## O QUE FAZER
Apresente em forma de lista numerada todas as linhas da listagem abaixo, omitindo as linhas em branco. Não inclua as imagens na resposta.

## DADOS FORNECIDOS
<<<<
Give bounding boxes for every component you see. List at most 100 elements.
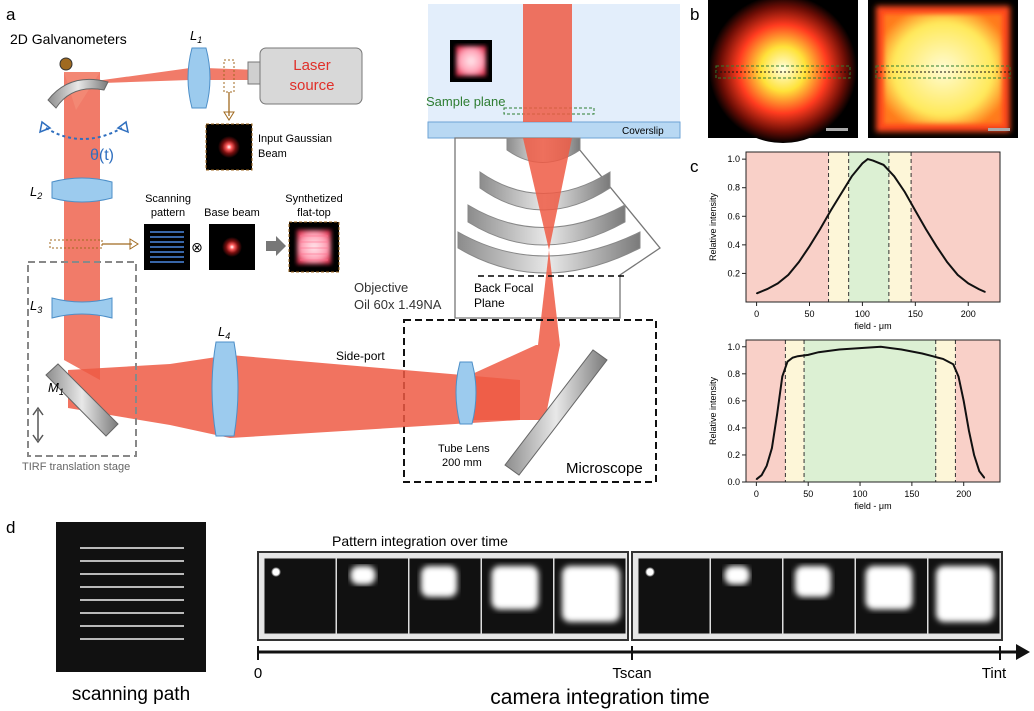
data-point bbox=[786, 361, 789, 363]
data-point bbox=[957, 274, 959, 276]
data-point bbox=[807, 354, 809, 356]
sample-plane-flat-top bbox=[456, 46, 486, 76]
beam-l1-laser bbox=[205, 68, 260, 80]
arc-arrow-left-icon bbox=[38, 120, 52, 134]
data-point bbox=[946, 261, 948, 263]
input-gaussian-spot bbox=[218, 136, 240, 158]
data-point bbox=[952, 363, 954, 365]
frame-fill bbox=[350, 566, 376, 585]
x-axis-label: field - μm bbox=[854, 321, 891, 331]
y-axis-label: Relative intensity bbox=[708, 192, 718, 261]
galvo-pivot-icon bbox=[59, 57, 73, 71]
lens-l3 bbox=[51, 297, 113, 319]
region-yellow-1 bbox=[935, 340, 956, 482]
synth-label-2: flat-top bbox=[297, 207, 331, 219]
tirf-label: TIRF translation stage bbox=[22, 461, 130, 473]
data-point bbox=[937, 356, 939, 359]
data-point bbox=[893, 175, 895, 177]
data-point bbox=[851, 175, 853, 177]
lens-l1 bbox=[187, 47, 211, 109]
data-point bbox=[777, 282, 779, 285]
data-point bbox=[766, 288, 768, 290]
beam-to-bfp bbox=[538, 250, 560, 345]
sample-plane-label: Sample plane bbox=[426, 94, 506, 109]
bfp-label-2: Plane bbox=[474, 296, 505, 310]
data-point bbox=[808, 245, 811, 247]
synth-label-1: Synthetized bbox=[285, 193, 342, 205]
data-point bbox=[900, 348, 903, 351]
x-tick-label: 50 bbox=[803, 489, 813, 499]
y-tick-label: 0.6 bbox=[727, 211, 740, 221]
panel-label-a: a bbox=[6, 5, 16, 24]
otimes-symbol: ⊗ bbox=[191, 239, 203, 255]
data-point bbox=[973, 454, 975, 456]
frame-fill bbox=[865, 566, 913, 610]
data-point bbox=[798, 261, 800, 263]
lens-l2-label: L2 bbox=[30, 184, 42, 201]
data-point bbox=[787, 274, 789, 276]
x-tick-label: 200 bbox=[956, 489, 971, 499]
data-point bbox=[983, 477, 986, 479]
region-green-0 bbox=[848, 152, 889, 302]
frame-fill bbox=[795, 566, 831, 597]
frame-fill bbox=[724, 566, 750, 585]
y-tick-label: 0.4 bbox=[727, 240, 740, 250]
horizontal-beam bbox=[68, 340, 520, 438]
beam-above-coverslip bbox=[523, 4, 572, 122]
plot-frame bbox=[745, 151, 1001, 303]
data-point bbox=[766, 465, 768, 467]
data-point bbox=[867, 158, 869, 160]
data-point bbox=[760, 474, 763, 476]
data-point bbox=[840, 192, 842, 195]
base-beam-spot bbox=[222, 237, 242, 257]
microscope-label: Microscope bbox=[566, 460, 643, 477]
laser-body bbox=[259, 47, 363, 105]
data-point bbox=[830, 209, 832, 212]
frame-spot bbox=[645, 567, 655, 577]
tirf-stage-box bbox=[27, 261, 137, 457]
>>>>
## RESULTADO DO EXERCÍCIO
1. Give bounding boxes for every component you see. List at most 100 elements.
2. data-point bbox=[786, 361, 789, 363]
3. data-point bbox=[957, 274, 959, 276]
4. data-point bbox=[807, 354, 809, 356]
5. sample-plane-flat-top bbox=[456, 46, 486, 76]
6. beam-l1-laser bbox=[205, 68, 260, 80]
7. arc-arrow-left-icon bbox=[38, 120, 52, 134]
8. data-point bbox=[946, 261, 948, 263]
9. input-gaussian-spot bbox=[218, 136, 240, 158]
10. data-point bbox=[952, 363, 954, 365]
11. frame-fill bbox=[350, 566, 376, 585]
12. x-axis-label: field - μm bbox=[854, 321, 891, 331]
13. y-axis-label: Relative intensity bbox=[708, 192, 718, 261]
14. galvo-pivot-icon bbox=[59, 57, 73, 71]
15. lens-l3 bbox=[51, 297, 113, 319]
16. region-yellow-1 bbox=[935, 340, 956, 482]
17. synth-label-2: flat-top bbox=[297, 207, 331, 219]
18. tirf-label: TIRF translation stage bbox=[22, 461, 130, 473]
19. data-point bbox=[937, 356, 939, 359]
20. data-point bbox=[893, 175, 895, 177]
21. data-point bbox=[851, 175, 853, 177]
22. lens-l1 bbox=[187, 47, 211, 109]
23. data-point bbox=[777, 282, 779, 285]
24. data-point bbox=[766, 288, 768, 290]
25. beam-to-bfp bbox=[538, 250, 560, 345]
26. sample-plane-label: Sample plane bbox=[426, 94, 506, 109]
27. bfp-label-2: Plane bbox=[474, 296, 505, 310]
28. data-point bbox=[808, 245, 811, 247]
29. synth-label-1: Synthetized bbox=[285, 193, 342, 205]
30. data-point bbox=[900, 348, 903, 351]
31. x-tick-label: 50 bbox=[803, 489, 813, 499]
32. y-tick-label: 0.6 bbox=[727, 211, 740, 221]
33. panel-label-a: a bbox=[6, 5, 16, 24]
34. otimes-symbol: ⊗ bbox=[191, 239, 203, 255]
35. data-point bbox=[973, 454, 975, 456]
36. frame-fill bbox=[865, 566, 913, 610]
37. data-point bbox=[798, 261, 800, 263]
38. lens-l2-label: L2 bbox=[30, 184, 42, 201]
39. data-point bbox=[787, 274, 789, 276]
40. x-tick-label: 200 bbox=[956, 489, 971, 499]
41. data-point bbox=[983, 477, 986, 479]
42. region-green-0 bbox=[848, 152, 889, 302]
43. frame-fill bbox=[795, 566, 831, 597]
44. frame-fill bbox=[724, 566, 750, 585]
45. y-tick-label: 0.4 bbox=[727, 240, 740, 250]
46. horizontal-beam bbox=[68, 340, 520, 438]
47. beam-above-coverslip bbox=[523, 4, 572, 122]
48. plot-frame bbox=[745, 151, 1001, 303]
49. data-point bbox=[766, 465, 768, 467]
50. data-point bbox=[867, 158, 869, 160]
51. data-point bbox=[760, 474, 763, 476]
52. data-point bbox=[840, 192, 842, 195]
53. base-beam-spot bbox=[222, 237, 242, 257]
54. microscope-label: Microscope bbox=[566, 460, 643, 477]
55. laser-body bbox=[259, 47, 363, 105]
56. data-point bbox=[830, 209, 832, 212]
57. frame-spot bbox=[645, 567, 655, 577]
58. tirf-stage-box bbox=[27, 261, 137, 457]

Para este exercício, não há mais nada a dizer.